▶ [PROBLEM TO SOLVE]
What follows is a block of records; reproduce all of it verbatim.

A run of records

+ + + +

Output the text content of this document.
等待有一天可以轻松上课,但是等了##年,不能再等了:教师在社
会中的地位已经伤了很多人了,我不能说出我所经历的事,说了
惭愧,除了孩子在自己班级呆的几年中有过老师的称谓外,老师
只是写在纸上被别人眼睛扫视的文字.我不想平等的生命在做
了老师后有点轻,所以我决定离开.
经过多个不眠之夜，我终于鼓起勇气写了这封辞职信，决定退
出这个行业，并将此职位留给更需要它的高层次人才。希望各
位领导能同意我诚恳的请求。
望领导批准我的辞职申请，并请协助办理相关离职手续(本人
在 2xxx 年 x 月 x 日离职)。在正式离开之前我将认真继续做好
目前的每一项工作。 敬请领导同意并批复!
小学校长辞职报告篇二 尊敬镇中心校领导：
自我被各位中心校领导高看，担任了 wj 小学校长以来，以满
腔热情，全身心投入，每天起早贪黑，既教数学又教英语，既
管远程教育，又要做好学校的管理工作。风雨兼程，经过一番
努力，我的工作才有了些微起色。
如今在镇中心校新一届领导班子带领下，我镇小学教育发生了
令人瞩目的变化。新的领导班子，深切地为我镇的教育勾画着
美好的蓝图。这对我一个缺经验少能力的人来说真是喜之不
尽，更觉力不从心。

+ + + +

▶ [THE OUTPUT]
Output the text content of this document.
等待有一天可以轻松上课,但是等了##年,不能再等了:教师在社
会中的地位已经伤了很多人了,我不能说出我所经历的事,说了
惭愧,除了孩子在自己班级呆的几年中有过老师的称谓外,老师
只是写在纸上被别人眼睛扫视的文字.我不想平等的生命在做
了老师后有点轻,所以我决定离开.
经过多个不眠之夜，我终于鼓起勇气写了这封辞职信，决定退
出这个行业，并将此职位留给更需要它的高层次人才。希望各
位领导能同意我诚恳的请求。
望领导批准我的辞职申请，并请协助办理相关离职手续(本人
在 2xxx 年 x 月 x 日离职)。在正式离开之前我将认真继续做好
目前的每一项工作。 敬请领导同意并批复!
小学校长辞职报告篇二 尊敬镇中心校领导：
自我被各位中心校领导高看，担任了 wj 小学校长以来，以满
腔热情，全身心投入，每天起早贪黑，既教数学又教英语，既
管远程教育，又要做好学校的管理工作。风雨兼程，经过一番
努力，我的工作才有了些微起色。
如今在镇中心校新一届领导班子带领下，我镇小学教育发生了
令人瞩目的变化。新的领导班子，深切地为我镇的教育勾画着
美好的蓝图。这对我一个缺经验少能力的人来说真是喜之不
尽，更觉力不从心。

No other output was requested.